→ **Problem 1**
Repeat the passage on Sir Thomas Plumer between "Right-Hon. Sir Thomas" and "degree in 1783.", inclusive, without changing a word.

→ **Given text**
***

Right-Hon. Sir Thomas Plumer (10 October 1753 – 24 March 1824)  born 2nd s. of Mr Thomas Plumer, Esquire (Oct 1711 - 17 March 1781) a City of London Banker and a Director of Bank of England, sometime Wine Merchant, of Lilling Hall, Yorks., and Ann Nancy, dau. of John Thompson of Kirby Hall, Yorks.  He was a British judge and politician, the first Vice-Chancellor of England and later Master of the Rolls. His brother was Hall Plumer, Esq of Stockton Hall and Lilling Hall of East Lilling, Sheriff Hutton, Yorks, England.

Plumer was educated at Eton College and University College, Oxford, where he was Vinerian Scholar in 1777, also entering Lincoln's Inn and being called to the bar in 1778. He was elected a fellow of University College in 1780 and was awarded the Bachelor of Civil Law degree in 1783.

***

→ **Records for this task**
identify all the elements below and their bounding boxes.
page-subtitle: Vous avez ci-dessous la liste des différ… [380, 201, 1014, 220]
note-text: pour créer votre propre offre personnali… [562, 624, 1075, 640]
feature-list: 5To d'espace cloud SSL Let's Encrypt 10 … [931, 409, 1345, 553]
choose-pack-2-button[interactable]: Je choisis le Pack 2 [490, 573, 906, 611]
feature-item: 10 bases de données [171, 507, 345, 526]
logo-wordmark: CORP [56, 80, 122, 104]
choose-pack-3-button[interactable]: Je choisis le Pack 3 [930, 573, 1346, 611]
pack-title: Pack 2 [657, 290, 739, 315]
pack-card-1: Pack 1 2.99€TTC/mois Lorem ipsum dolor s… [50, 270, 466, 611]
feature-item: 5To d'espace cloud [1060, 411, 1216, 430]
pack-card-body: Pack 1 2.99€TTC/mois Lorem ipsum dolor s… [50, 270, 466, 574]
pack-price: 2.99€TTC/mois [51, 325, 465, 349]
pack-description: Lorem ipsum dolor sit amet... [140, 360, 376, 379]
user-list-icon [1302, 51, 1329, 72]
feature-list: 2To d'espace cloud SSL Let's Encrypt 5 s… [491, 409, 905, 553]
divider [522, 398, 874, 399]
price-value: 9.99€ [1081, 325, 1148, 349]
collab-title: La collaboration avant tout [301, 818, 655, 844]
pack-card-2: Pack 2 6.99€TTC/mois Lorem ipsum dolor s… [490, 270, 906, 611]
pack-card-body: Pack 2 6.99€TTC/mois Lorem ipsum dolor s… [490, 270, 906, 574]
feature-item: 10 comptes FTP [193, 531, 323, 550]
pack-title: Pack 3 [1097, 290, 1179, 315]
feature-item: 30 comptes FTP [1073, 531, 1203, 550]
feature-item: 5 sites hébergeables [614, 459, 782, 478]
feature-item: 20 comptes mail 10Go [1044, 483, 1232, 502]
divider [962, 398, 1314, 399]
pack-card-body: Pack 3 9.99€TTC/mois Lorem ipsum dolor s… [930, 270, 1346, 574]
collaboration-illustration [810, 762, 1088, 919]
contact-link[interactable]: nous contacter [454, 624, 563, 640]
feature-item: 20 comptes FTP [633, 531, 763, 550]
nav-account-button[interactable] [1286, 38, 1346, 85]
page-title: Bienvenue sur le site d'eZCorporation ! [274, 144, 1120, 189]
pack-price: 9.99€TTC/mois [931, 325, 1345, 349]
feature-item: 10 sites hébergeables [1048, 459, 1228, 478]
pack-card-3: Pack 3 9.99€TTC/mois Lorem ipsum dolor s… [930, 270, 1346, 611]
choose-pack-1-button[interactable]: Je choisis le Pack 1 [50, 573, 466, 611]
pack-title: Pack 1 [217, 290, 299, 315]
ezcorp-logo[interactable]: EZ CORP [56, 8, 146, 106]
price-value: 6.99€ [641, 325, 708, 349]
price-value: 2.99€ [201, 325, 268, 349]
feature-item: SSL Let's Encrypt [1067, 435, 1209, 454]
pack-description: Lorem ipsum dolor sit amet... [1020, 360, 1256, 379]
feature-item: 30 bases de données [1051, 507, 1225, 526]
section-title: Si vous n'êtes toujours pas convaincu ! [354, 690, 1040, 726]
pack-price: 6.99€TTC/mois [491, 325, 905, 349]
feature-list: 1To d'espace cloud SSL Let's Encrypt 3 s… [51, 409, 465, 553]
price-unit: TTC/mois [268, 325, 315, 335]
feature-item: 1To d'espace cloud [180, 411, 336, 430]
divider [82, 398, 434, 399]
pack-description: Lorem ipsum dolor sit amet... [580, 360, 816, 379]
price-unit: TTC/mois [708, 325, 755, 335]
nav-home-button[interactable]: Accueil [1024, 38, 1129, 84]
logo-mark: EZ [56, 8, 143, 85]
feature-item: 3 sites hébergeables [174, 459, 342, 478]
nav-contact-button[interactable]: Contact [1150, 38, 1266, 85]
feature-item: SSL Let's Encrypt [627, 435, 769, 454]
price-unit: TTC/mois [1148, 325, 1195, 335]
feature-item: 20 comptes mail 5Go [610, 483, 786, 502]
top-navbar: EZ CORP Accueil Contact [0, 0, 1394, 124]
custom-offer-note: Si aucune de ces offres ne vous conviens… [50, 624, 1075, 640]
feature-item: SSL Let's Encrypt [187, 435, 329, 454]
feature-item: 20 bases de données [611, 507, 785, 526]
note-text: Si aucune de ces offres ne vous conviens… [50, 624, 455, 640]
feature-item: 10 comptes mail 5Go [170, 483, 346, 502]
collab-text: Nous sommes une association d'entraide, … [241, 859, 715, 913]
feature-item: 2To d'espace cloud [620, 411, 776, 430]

***

→ **Problem 2**
Express the records as a Markdown table with the columns Row and Line. Include everything between the start of the records and the line holding "logo-wordmark: CORP [56, 80, 122, 104]", inclusive, and skip blank lines.

→ **Response 1**
Right-Hon. Sir Thomas Plumer (10 October 1753 – 24 March 1824)  born 2nd s. of Mr Thomas Plumer, Esquire (Oct 1711 - 17 March 1781) a City of London Banker and a Director of Bank of England, sometime Wine Merchant, of Lilling Hall, Yorks., and Ann Nancy, dau. of John Thompson of Kirby Hall, Yorks.  He was a British judge and politician, the first Vice-Chancellor of England and later Master of the Rolls. His brother was Hall Plumer, Esq of Stockton Hall and Lilling Hall of East Lilling, Sheriff Hutton, Yorks, England.

Plumer was educated at Eton College and University College, Oxford, where he was Vinerian Scholar in 1777, also entering Lincoln's Inn and being called to the bar in 1778. He was elected a fellow of University College in 1780 and was awarded the Bachelor of Civil Law degree in 1783.

→ **Response 2**
| Row | Line |
|---|---|
| 1 | identify all the elements below and their bounding boxes. |
| 2 | page-subtitle: Vous avez ci-dessous la liste des différ… [380, 201, 1014, 220] |
| 3 | note-text: pour créer votre propre offre personnali… [562, 624, 1075, 640] |
| 4 | feature-list: 5To d'espace cloud SSL Let's Encrypt 10 … [931, 409, 1345, 553] |
| 5 | choose-pack-2-button[interactable]: Je choisis le Pack 2 [490, 573, 906, 611] |
| 6 | feature-item: 10 bases de données [171, 507, 345, 526] |
| 7 | logo-wordmark: CORP [56, 80, 122, 104] |